### Problem to work on
Wherever the string "from" appears, copy the whole line.

### Supplied material
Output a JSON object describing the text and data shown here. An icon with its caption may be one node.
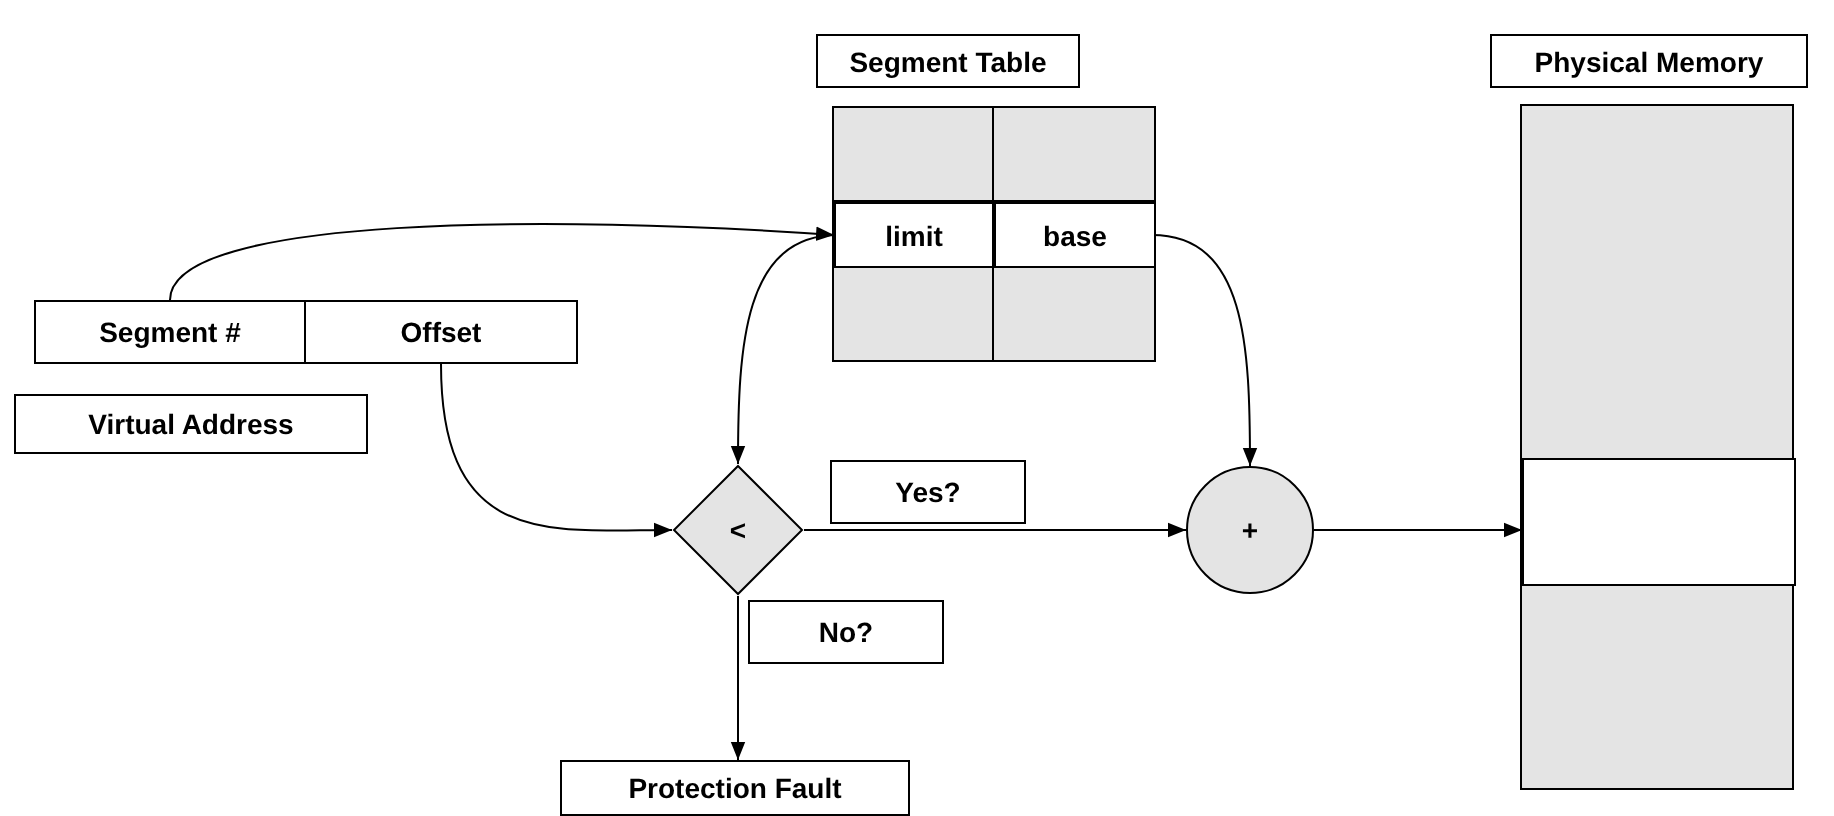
{
  "diagram": {
    "nodes": [
      {
        "text": [
          "Segment Table"
        ]
      },
      {
        "text": [
          "Physical Memory"
        ]
      },
      {
        "text": [],
        "shape": "box"
      },
      {
        "text": [
          "limit"
        ],
        "in": 2
      },
      {
        "text": [
          "base"
        ],
        "in": 2
      },
      {
        "text": [
          "Segment #"
        ]
      },
      {
        "text": [
          "Offset"
        ]
      },
      {
        "text": [
          "Virtual Address"
        ]
      },
      {
        "text": [
          "<"
        ]
      },
      {
        "text": [
          "Yes?"
        ]
      },
      {
        "text": [
          "+"
        ]
      },
      {
        "text": [],
        "shape": "box"
      },
      {
        "text": [],
        "shape": "box",
        "in": 11
      },
      {
        "text": [
          "No?"
        ]
      },
      {
        "text": [
          "Protection Fault"
        ]
      }
    ],
    "edges": [
      {
        "from": 5,
        "to": 3,
        "arrow": "to"
      },
      {
        "from": 3,
        "to": 8,
        "arrow": "to"
      },
      {
        "from": 4,
        "to": 10,
        "arrow": "to"
      },
      {
        "from": 6,
        "to": 8,
        "arrow": "to"
      },
      {
        "from": 8,
        "to": 10,
        "arrow": "to"
      },
      {
        "from": 10,
        "to": 12,
        "arrow": "to"
      },
      {
        "from": 8,
        "to": 14,
        "arrow": "to"
      }
    ]
  }
}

### Output for this task
        "from": 5,
        "from": 3,
        "from": 4,
        "from": 6,
        "from": 8,
        "from": 10,
        "from": 8,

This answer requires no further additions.